▶ [Set task] Your task is to repeat all of the material exactly.

▶ [Data supplied]
·····

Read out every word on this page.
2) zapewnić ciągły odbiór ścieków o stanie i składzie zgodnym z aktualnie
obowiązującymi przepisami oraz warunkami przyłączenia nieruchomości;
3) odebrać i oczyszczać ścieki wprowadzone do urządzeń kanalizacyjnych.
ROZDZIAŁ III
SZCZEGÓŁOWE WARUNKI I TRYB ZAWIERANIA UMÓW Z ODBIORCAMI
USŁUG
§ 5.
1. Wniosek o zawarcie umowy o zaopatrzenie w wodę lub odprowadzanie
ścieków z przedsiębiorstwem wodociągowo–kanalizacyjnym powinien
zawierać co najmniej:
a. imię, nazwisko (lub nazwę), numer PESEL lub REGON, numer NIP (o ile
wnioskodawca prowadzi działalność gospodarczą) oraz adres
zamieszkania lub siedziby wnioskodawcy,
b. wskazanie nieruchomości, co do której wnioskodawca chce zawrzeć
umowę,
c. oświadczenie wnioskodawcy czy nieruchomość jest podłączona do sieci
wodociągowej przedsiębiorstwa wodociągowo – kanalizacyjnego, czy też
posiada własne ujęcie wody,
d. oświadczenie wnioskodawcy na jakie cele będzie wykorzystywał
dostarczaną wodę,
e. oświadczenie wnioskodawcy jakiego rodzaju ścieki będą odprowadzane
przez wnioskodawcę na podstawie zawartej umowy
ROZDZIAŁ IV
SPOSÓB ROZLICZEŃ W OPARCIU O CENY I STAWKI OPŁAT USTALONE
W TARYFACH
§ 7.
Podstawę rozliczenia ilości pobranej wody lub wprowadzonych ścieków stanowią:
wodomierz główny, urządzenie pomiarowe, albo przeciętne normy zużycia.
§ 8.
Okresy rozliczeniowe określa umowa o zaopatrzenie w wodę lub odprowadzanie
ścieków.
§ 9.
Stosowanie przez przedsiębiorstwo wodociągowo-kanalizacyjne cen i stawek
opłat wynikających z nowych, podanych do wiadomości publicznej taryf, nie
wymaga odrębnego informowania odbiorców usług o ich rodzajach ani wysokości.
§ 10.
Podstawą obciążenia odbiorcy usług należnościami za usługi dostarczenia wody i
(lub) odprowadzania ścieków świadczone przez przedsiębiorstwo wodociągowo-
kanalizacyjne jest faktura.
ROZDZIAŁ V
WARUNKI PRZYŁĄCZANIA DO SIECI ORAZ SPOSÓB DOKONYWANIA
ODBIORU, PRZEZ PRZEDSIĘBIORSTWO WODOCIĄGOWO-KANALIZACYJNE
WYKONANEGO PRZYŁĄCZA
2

·····

▶ [Task response]
Read out every word on this page.
2) zapewnić ciągły odbiór ścieków o stanie i składzie zgodnym z aktualnie
obowiązującymi przepisami oraz warunkami przyłączenia nieruchomości;
3) odebrać i oczyszczać ścieki wprowadzone do urządzeń kanalizacyjnych.
ROZDZIAŁ III
SZCZEGÓŁOWE WARUNKI I TRYB ZAWIERANIA UMÓW Z ODBIORCAMI
USŁUG
§ 5.
1. Wniosek o zawarcie umowy o zaopatrzenie w wodę lub odprowadzanie
ścieków z przedsiębiorstwem wodociągowo–kanalizacyjnym powinien
zawierać co najmniej:
a. imię, nazwisko (lub nazwę), numer PESEL lub REGON, numer NIP (o ile
wnioskodawca prowadzi działalność gospodarczą) oraz adres
zamieszkania lub siedziby wnioskodawcy,
b. wskazanie nieruchomości, co do której wnioskodawca chce zawrzeć
umowę,
c. oświadczenie wnioskodawcy czy nieruchomość jest podłączona do sieci
wodociągowej przedsiębiorstwa wodociągowo – kanalizacyjnego, czy też
posiada własne ujęcie wody,
d. oświadczenie wnioskodawcy na jakie cele będzie wykorzystywał
dostarczaną wodę,
e. oświadczenie wnioskodawcy jakiego rodzaju ścieki będą odprowadzane
przez wnioskodawcę na podstawie zawartej umowy
ROZDZIAŁ IV
SPOSÓB ROZLICZEŃ W OPARCIU O CENY I STAWKI OPŁAT USTALONE
W TARYFACH
§ 7.
Podstawę rozliczenia ilości pobranej wody lub wprowadzonych ścieków stanowią:
wodomierz główny, urządzenie pomiarowe, albo przeciętne normy zużycia.
§ 8.
Okresy rozliczeniowe określa umowa o zaopatrzenie w wodę lub odprowadzanie
ścieków.
§ 9.
Stosowanie przez przedsiębiorstwo wodociągowo-kanalizacyjne cen i stawek
opłat wynikających z nowych, podanych do wiadomości publicznej taryf, nie
wymaga odrębnego informowania odbiorców usług o ich rodzajach ani wysokości.
§ 10.
Podstawą obciążenia odbiorcy usług należnościami za usługi dostarczenia wody i
(lub) odprowadzania ścieków świadczone przez przedsiębiorstwo wodociągowo-
kanalizacyjne jest faktura.
ROZDZIAŁ V
WARUNKI PRZYŁĄCZANIA DO SIECI ORAZ SPOSÓB DOKONYWANIA
ODBIORU, PRZEZ PRZEDSIĘBIORSTWO WODOCIĄGOWO-KANALIZACYJNE
WYKONANEGO PRZYŁĄCZA
2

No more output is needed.